● Written tasks
1/ Extract, word for word, the stretch of the passage on Jung and the esoteric traditions from "It’s also important" through "any objective existence.".
2/ Pick up the passage on Jung's archetypes and the esoteric traditions after its final sentence and write what comes next.

It’s also important to say what Jung did not do. He offered no opinion about whether these archetypes existed independently in a theological or philosophical sense. He did this for two reasons. In the first place, he wanted to stick to his role as a psychotherapist and not stray into the realm of theology (although he did at times). In the second place — and this is often overlooked — Jung was a Kantian. Kant taught that we can never perceive the world in its pure state, as it is; rather, we experience it only through the “categories,” like time and space and causality. Jung accepted this perspective. For him, the archetypes are instinctual ways in which we structure experience — including religious experience. He didn’t want to commit himself to whether they had any objective existence.

The esoteric traditions, on the other hand, do commit themselves. They say that there are a number of levels in the human structure. The physical is one, the psychological another. Above that is the level of the spirit, and beyond that still, a divine level in which we are integrated into the whole of the cosmos. Esoteric Christians would say that these higher realms have an objective existence and can be known and experienced, even though it’s the rare individual who does so. Some say these levels are more real than the one we experience in ordinary life.

● Collected material
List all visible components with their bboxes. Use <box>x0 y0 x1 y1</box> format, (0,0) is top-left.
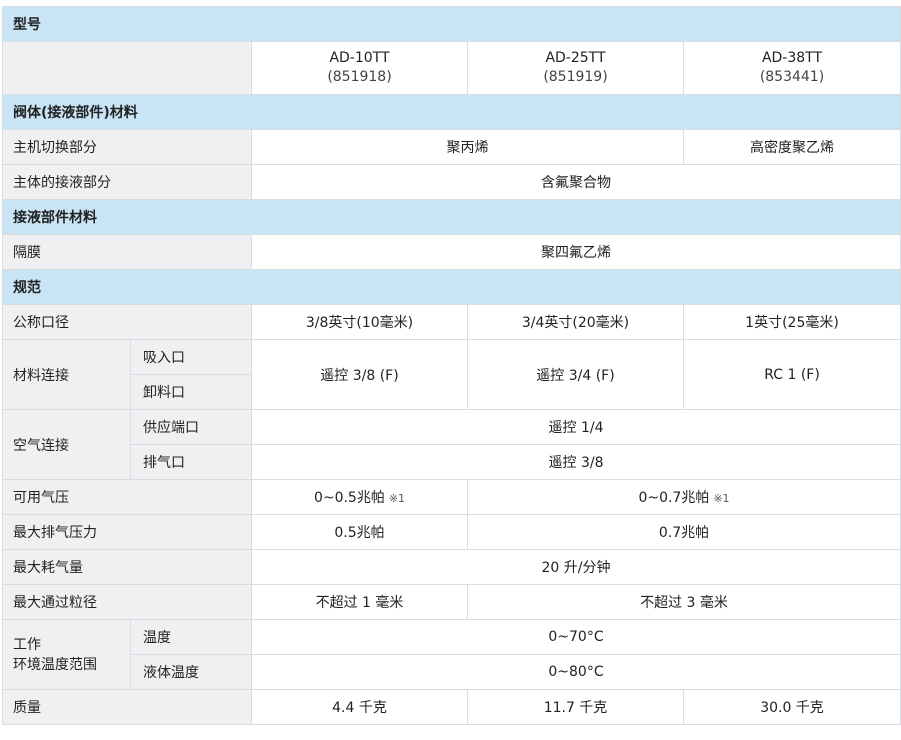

● Response list
1/
It’s also important to say what Jung did not do. He offered no opinion about whether these archetypes existed independently in a theological or philosophical sense. He did this for two reasons. In the first place, he wanted to stick to his role as a psychotherapist and not stray into the realm of theology (although he did at times). In the second place — and this is often overlooked — Jung was a Kantian. Kant taught that we can never perceive the world in its pure state, as it is; rather, we experience it only through the “categories,” like time and space and causality. Jung accepted this perspective. For him, the archetypes are instinctual ways in which we structure experience — including religious experience. He didn’t want to commit himself to whether they had any objective existence.

2/
Miller: A clear difference between East and West is that Christianity emphasizes the heart, the emotional life of the soul, and the “personal relationship” between humanity and divinity, whereas Buddhism sees the goal of spiritual work as emptiness or “no self” and doesn’t speak of a personal God to whom one can relate. Are these paths more similar than they appear, or are they ultimately irreconcilable?

Smoley: Curiously, when I had finished the first draft of Inner Christianity, I went off to a retreat for Dzogchen, the “Great Perfection” that is said to be the summit of Tibetan Buddhist teaching. Dzogchen, which is quite popular these days, is essentially about developing rigpa, or pure consciousness. I remember telling my editor at the time, “I’m going to see if rigpa is the same as what esoteric Christianity calls ‘the Son.’ ” And at the end of it all, I was inclined to believe it is.

The true “I” — the consciousness that looks out at the world through you, as through a window — has many names: in Christianity it is the Son, the Logos, the kingdom of heaven; Jung called it the Self; the Dzogchen teachings speak of rigpa; other Buddhists sometimes call it “mind”; for the Hindus it is Atman. This Self — which is emphatically not the lower self or the ego — is at the core of your being. You can never see it, because it is that which sees. Saint Francis of Assisi alluded to this when he said, “What you are looking for is what is looking.” And Christ in the Gospel of Thomas says, “You can never take hold of it, but you can never lose it.”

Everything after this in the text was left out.